## PROBLEM TO WORK ON
Find each line containing the word "ylabel" and report how many there are. Add nothing else.

## PROVIDED INFORMATION
--

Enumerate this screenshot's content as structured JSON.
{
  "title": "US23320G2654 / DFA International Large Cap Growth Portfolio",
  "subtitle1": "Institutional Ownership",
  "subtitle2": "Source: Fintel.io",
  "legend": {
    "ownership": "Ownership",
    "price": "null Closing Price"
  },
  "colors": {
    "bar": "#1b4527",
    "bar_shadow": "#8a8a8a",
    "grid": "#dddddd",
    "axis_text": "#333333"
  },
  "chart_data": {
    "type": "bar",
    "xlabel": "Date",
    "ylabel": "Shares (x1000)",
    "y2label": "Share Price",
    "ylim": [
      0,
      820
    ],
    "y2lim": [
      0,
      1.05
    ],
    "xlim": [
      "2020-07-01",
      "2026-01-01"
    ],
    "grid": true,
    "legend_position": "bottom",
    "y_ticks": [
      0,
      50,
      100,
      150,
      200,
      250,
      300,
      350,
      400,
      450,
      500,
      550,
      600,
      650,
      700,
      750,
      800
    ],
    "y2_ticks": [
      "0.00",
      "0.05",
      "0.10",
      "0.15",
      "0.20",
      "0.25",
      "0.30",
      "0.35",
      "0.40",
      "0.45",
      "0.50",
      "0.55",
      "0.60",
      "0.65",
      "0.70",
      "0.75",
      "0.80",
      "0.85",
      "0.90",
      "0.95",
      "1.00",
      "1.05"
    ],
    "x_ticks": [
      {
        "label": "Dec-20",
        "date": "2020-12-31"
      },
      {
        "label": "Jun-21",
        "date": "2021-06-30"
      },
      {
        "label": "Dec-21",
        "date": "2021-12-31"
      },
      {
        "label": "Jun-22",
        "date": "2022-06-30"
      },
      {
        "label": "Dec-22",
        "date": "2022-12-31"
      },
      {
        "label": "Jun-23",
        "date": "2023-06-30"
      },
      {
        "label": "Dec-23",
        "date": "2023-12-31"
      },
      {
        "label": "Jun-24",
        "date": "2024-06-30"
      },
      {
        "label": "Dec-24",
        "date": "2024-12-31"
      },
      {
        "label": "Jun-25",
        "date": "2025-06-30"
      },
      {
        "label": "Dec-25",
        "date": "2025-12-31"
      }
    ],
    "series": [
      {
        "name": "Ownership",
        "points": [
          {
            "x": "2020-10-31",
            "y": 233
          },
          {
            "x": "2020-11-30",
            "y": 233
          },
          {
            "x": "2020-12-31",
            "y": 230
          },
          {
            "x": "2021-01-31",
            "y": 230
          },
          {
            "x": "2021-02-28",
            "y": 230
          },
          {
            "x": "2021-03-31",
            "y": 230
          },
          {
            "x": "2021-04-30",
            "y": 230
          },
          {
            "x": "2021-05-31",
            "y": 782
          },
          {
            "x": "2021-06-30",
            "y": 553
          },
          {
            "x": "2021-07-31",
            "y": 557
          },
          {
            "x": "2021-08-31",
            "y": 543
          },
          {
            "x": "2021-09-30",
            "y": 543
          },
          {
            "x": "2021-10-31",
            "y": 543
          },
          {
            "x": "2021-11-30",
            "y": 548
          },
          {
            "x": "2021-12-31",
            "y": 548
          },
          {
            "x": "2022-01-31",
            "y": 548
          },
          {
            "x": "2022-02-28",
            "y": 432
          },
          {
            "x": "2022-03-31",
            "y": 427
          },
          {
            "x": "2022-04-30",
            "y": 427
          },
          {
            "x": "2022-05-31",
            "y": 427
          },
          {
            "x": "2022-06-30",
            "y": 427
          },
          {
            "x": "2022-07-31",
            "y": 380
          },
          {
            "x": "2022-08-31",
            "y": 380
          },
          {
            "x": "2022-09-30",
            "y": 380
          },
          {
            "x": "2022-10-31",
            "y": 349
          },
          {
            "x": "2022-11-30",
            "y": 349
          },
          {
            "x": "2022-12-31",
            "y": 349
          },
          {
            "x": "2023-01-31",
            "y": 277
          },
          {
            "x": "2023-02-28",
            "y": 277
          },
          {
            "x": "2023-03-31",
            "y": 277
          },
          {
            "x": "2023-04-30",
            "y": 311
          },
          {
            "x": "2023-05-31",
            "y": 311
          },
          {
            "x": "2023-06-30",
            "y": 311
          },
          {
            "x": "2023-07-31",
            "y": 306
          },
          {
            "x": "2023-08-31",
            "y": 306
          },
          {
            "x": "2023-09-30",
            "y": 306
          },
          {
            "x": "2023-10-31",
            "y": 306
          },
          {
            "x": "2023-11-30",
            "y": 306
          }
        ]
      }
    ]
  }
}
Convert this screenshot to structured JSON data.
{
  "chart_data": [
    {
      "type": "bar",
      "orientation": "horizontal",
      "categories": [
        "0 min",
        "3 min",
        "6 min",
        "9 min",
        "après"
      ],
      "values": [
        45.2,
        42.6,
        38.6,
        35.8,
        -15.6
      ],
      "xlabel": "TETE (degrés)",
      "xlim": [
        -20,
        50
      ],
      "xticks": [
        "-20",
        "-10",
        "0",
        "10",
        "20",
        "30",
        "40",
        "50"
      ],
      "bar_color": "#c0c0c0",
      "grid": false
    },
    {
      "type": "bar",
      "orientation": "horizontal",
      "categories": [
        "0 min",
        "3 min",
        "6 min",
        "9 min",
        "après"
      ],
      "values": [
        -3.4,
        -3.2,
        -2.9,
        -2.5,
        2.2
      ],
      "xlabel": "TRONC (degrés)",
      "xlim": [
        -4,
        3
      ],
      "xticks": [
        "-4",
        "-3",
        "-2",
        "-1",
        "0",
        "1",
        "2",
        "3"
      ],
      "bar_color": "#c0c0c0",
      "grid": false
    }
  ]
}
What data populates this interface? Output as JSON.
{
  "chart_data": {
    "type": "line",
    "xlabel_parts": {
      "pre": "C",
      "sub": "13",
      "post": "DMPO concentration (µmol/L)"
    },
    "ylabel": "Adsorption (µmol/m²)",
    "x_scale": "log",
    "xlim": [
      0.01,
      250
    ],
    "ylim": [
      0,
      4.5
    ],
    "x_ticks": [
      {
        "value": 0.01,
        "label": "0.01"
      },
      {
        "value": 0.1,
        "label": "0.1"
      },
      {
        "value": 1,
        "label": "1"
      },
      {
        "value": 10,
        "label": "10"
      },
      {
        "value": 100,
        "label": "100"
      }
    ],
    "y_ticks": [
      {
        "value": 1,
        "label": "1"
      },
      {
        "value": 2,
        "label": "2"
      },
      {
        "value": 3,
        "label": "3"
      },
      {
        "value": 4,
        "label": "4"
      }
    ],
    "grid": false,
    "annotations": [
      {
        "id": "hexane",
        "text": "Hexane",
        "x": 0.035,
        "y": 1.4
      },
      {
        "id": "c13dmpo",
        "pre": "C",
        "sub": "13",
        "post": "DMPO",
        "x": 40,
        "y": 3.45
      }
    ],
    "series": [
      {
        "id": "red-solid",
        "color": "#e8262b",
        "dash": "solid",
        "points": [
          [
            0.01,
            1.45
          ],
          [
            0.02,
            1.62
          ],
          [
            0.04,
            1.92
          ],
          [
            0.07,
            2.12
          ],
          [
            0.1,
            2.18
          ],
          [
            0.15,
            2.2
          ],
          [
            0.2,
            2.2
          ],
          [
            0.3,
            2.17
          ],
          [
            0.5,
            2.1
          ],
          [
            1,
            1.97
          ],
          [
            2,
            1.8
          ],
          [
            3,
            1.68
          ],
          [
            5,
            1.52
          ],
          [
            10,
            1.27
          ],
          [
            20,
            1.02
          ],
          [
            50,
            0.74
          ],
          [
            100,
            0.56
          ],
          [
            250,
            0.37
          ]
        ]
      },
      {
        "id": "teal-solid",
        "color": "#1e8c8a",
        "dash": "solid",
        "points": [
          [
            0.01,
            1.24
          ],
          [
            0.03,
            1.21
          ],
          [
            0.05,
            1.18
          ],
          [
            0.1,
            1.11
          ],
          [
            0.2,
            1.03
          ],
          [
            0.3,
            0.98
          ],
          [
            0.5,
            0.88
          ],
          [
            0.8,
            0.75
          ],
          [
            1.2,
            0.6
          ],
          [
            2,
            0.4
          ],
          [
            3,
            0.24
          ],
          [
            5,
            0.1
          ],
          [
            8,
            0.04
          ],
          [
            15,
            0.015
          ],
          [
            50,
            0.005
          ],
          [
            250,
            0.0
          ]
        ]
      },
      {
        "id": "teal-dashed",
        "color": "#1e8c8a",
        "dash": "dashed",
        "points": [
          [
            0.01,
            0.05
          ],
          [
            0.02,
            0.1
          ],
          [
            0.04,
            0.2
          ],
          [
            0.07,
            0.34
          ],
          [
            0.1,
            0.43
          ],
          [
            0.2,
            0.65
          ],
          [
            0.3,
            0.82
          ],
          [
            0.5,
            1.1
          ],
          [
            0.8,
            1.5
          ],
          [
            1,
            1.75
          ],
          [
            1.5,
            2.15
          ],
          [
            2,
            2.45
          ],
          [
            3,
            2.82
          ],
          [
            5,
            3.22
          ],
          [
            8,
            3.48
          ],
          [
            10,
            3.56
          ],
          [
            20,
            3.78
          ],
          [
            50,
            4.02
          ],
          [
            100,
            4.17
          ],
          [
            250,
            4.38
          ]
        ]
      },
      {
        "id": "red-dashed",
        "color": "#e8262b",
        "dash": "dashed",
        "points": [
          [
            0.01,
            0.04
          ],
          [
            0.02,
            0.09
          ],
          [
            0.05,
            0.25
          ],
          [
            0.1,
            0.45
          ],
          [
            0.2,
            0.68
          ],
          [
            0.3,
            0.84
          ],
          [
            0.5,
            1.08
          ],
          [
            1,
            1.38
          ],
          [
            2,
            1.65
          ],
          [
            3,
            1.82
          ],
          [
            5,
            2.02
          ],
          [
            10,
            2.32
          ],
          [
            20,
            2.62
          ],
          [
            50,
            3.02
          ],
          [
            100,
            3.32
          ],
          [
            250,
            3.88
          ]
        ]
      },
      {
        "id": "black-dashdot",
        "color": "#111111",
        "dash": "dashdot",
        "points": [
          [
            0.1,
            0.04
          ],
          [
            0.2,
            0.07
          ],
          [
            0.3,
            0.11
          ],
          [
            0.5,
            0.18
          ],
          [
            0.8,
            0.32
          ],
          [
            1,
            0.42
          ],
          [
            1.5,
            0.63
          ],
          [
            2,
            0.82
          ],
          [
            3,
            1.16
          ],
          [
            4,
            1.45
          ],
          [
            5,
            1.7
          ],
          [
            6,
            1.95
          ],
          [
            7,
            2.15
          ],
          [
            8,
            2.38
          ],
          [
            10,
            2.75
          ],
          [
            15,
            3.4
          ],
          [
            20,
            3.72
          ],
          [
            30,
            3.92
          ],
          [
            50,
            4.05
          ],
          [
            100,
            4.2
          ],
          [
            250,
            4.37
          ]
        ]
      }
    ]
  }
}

--

## CORRECT ANSWER
2